Extract every line below that contains the word "strikethrough".
———
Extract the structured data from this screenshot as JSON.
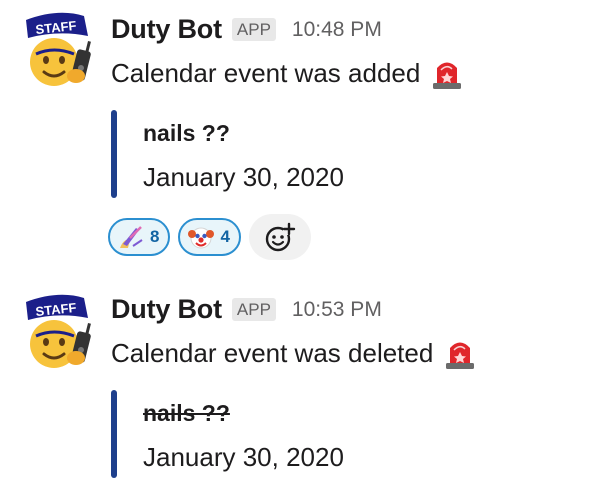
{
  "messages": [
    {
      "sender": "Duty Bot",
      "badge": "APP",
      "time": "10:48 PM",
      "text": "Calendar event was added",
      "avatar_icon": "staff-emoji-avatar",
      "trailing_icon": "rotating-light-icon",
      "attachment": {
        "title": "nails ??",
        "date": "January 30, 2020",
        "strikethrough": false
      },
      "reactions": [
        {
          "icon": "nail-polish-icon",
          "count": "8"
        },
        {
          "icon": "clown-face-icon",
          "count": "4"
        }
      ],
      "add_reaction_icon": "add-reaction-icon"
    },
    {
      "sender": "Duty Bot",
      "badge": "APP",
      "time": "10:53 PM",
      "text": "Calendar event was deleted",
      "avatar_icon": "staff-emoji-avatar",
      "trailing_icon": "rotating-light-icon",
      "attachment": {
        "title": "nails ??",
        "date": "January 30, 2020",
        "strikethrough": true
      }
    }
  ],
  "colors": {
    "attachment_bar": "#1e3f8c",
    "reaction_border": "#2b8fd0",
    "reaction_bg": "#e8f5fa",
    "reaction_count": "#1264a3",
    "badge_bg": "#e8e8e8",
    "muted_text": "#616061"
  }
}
———
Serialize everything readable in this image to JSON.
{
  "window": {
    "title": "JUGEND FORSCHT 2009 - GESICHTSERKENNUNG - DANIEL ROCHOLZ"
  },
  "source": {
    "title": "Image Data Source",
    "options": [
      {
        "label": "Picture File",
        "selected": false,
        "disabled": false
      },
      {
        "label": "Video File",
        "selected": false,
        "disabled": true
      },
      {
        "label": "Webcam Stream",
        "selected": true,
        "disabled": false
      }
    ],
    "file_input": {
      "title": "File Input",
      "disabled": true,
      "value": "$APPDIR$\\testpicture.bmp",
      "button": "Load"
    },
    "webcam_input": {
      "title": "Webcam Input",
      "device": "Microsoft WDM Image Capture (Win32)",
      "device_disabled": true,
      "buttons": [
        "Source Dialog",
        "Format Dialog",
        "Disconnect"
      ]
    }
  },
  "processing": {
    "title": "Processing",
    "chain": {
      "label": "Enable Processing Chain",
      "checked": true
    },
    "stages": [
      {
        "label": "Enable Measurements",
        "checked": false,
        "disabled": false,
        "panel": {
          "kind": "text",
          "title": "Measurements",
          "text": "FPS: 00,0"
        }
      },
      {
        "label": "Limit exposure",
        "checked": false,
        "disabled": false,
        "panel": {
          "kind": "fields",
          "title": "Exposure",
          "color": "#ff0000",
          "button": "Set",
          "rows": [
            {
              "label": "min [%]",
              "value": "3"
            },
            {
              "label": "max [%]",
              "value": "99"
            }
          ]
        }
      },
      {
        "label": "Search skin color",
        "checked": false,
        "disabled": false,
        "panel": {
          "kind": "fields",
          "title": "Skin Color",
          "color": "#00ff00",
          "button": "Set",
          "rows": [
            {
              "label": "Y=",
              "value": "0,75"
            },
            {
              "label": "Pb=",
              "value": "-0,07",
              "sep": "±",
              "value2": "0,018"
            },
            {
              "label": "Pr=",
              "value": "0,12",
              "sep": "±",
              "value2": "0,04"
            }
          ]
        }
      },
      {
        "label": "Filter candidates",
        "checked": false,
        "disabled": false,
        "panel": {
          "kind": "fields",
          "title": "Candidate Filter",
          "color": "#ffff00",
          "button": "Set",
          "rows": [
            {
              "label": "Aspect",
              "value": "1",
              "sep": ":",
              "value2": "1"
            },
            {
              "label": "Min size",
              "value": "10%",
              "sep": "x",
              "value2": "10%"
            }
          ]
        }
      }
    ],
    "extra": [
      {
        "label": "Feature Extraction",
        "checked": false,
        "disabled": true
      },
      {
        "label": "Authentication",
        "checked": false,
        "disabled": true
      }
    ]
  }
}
———
### RESULT OF THIS EXERCISE
        "strikethrough": false
        "strikethrough": true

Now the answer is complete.